#### TASK REQUIREMENTS:
The answer is one number. Say how many lines in the entries below include the word "Health".

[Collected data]
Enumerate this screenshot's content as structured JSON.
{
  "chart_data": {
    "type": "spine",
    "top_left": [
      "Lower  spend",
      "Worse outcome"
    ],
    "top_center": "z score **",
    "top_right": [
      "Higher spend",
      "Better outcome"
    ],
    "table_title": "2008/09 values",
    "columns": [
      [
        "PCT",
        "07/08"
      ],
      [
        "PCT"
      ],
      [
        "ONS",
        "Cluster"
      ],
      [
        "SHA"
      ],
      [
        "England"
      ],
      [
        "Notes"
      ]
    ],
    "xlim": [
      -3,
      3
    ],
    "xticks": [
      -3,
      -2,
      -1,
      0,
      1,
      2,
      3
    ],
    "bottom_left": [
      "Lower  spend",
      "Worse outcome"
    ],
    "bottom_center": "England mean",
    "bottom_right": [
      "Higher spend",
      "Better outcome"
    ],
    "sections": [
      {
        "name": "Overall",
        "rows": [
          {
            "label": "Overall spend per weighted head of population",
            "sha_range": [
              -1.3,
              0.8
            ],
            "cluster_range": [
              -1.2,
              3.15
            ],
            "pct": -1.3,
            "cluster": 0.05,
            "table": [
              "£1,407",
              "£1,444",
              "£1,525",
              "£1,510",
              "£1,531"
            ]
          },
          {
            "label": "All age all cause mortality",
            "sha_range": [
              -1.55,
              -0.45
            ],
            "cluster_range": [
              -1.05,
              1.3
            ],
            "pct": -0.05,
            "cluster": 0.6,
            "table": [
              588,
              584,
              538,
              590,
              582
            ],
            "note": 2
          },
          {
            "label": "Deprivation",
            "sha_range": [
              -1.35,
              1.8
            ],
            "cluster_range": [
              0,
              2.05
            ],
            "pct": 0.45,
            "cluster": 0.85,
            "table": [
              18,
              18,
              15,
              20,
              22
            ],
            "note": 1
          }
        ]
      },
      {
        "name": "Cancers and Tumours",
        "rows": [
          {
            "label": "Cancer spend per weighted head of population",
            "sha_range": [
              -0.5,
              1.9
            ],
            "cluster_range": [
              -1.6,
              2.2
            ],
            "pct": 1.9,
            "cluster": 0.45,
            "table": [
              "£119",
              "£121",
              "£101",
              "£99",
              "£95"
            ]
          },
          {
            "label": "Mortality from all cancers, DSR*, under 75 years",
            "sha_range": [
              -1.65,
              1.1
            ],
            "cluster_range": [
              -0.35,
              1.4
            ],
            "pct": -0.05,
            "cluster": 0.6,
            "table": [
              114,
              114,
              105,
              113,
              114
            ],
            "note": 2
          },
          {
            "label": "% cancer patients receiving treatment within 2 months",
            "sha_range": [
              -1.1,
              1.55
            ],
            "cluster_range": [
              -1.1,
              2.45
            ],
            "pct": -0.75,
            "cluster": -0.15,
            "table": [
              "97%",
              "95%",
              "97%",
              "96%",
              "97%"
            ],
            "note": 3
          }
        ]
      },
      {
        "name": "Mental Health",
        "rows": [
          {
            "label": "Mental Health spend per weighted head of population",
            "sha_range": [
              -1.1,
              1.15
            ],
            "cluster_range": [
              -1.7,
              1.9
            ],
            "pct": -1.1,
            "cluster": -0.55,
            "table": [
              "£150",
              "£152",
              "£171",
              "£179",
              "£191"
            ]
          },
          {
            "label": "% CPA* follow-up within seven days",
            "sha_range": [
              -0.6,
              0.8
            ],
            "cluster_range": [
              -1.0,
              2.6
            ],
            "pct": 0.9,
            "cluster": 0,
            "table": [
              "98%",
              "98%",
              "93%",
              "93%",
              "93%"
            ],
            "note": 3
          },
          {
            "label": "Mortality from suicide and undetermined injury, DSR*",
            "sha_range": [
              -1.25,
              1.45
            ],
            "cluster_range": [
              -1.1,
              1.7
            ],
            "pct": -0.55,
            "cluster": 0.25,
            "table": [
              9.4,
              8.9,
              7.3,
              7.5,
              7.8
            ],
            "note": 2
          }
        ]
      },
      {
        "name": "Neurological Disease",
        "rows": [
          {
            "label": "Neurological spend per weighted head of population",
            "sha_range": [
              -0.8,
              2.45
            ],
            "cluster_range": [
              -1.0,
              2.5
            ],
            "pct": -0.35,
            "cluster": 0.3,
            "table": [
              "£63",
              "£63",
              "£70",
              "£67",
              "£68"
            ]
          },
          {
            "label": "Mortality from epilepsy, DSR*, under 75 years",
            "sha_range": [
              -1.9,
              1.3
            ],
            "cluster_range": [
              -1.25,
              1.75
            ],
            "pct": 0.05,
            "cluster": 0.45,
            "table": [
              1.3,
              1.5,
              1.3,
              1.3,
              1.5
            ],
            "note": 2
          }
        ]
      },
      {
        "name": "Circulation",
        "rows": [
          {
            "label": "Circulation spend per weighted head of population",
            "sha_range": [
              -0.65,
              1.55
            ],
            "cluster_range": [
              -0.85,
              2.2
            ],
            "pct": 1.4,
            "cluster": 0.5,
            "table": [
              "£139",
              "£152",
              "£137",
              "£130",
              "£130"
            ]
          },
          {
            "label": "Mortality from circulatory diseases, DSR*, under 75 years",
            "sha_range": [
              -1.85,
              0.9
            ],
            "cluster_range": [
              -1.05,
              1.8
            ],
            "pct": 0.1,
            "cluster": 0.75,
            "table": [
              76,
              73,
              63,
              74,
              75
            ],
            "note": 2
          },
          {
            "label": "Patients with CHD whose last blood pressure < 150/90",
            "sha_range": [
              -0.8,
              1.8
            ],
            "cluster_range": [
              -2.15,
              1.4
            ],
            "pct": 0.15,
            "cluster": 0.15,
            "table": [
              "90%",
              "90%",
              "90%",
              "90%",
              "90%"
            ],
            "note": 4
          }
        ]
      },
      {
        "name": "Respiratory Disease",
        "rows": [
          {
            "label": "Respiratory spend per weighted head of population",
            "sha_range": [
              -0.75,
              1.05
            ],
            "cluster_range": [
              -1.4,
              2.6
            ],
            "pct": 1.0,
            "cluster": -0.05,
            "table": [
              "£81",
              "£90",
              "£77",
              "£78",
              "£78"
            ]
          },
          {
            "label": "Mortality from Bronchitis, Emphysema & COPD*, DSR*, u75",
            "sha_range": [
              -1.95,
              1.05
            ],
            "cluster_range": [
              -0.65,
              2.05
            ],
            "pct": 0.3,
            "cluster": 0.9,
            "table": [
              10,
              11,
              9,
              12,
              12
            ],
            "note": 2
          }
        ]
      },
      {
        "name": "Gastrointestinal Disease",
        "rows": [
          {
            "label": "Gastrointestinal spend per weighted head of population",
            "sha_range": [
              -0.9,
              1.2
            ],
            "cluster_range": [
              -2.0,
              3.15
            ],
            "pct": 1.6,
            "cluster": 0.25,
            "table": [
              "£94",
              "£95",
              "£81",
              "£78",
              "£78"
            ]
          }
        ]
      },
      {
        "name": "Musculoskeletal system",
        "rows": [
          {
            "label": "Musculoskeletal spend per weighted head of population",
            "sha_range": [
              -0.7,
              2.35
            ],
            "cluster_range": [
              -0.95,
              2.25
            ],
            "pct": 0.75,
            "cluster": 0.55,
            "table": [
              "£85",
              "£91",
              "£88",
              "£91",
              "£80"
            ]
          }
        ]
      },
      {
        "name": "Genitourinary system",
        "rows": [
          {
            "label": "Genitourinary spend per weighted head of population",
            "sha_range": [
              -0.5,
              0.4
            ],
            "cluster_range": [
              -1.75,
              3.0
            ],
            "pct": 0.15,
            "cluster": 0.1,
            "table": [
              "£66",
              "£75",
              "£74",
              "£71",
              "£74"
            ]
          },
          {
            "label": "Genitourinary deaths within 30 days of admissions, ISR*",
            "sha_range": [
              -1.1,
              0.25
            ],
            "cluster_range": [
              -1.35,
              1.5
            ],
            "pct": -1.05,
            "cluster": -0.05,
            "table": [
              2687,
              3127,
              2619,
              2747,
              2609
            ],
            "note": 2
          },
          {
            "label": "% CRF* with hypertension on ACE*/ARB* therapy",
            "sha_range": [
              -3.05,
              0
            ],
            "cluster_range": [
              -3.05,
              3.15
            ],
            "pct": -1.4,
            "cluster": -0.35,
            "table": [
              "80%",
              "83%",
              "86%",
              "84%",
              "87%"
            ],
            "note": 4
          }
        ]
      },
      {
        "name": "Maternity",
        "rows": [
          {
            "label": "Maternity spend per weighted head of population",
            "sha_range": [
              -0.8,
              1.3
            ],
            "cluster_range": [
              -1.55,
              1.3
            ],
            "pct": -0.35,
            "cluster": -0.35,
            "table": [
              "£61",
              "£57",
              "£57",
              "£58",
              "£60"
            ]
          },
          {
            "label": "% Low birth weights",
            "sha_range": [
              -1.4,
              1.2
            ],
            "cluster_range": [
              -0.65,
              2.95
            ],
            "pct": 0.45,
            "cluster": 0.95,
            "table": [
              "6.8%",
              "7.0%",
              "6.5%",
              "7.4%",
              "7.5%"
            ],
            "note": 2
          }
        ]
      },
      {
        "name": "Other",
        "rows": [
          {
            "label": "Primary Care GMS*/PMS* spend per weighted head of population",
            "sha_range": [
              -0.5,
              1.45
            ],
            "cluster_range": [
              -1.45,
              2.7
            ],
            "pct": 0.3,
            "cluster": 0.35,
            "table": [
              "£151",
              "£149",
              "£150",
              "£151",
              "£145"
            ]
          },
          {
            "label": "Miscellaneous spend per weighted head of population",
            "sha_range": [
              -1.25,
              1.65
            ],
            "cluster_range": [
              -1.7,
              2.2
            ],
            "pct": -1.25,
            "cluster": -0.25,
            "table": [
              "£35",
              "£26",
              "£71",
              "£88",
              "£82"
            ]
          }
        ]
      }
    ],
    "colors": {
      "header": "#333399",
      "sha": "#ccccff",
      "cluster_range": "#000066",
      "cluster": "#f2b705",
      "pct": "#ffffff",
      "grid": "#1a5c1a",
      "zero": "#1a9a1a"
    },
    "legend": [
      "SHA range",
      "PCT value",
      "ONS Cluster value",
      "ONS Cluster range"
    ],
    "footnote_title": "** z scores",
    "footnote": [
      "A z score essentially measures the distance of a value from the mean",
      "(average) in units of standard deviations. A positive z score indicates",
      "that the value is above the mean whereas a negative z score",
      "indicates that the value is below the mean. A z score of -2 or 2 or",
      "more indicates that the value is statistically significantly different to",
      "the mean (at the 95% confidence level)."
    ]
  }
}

#### EXERCISE RESPONSE:
2